BRIEF >> Without the images, write out the whole listing exactly.
start
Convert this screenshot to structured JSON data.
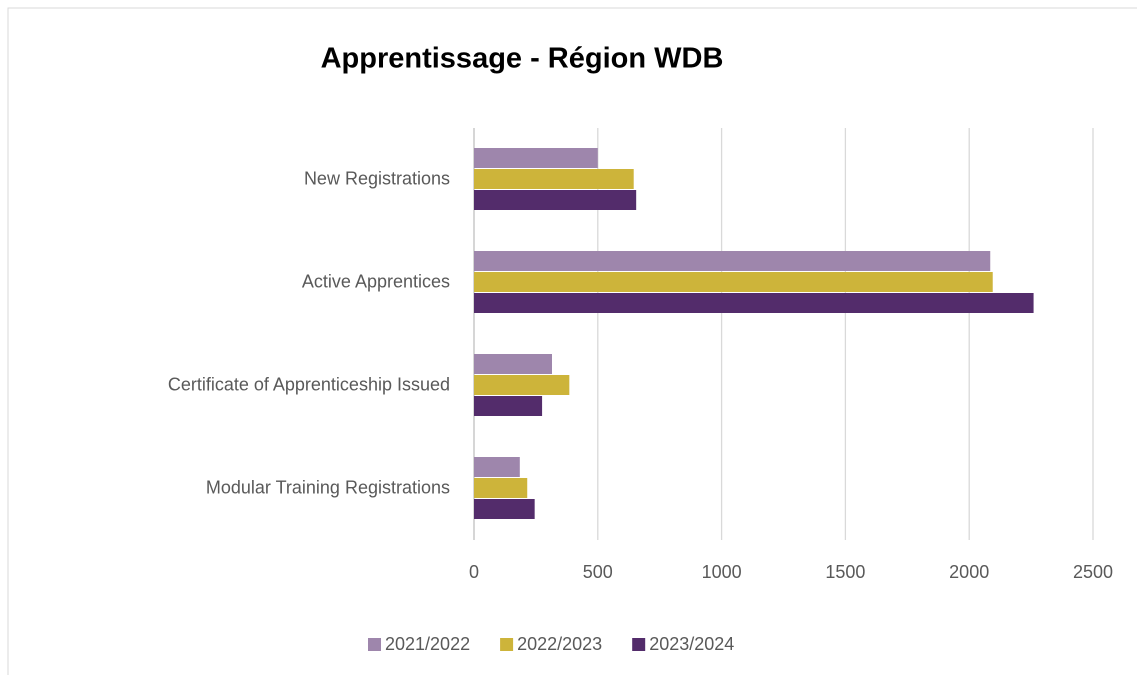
{
  "chart_data": {
    "type": "hbar",
    "title": "Apprentissage - Région WDB",
    "categories": [
      "New Registrations",
      "Active Apprentices",
      "Certificate of Apprenticeship Issued",
      "Modular Training Registrations"
    ],
    "series": [
      {
        "name": "2021/2022",
        "color": "#9e86ac",
        "values": [
          500,
          2085,
          315,
          185
        ]
      },
      {
        "name": "2022/2023",
        "color": "#cdb43a",
        "values": [
          645,
          2095,
          385,
          215
        ]
      },
      {
        "name": "2023/2024",
        "color": "#532c6b",
        "values": [
          655,
          2260,
          275,
          245
        ]
      }
    ],
    "xlim": [
      0,
      2500
    ],
    "xticks": [
      0,
      500,
      1000,
      1500,
      2000,
      2500
    ],
    "grid": true,
    "legend": "bottom"
  }
}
end
TASK OUTPUT >>
Convert this screenshot to structured JSON data.
{
  "chart_data": {
    "type": "hbar",
    "title": "Apprentissage - Région WDB",
    "categories": [
      "New Registrations",
      "Active Apprentices",
      "Certificate of Apprenticeship Issued",
      "Modular Training Registrations"
    ],
    "series": [
      {
        "name": "2021/2022",
        "color": "#9e86ac",
        "values": [
          500,
          2085,
          315,
          185
        ]
      },
      {
        "name": "2022/2023",
        "color": "#cdb43a",
        "values": [
          645,
          2095,
          385,
          215
        ]
      },
      {
        "name": "2023/2024",
        "color": "#532c6b",
        "values": [
          655,
          2260,
          275,
          245
        ]
      }
    ],
    "xlim": [
      0,
      2500
    ],
    "xticks": [
      0,
      500,
      1000,
      1500,
      2000,
      2500
    ],
    "grid": true,
    "legend": "bottom"
  }
}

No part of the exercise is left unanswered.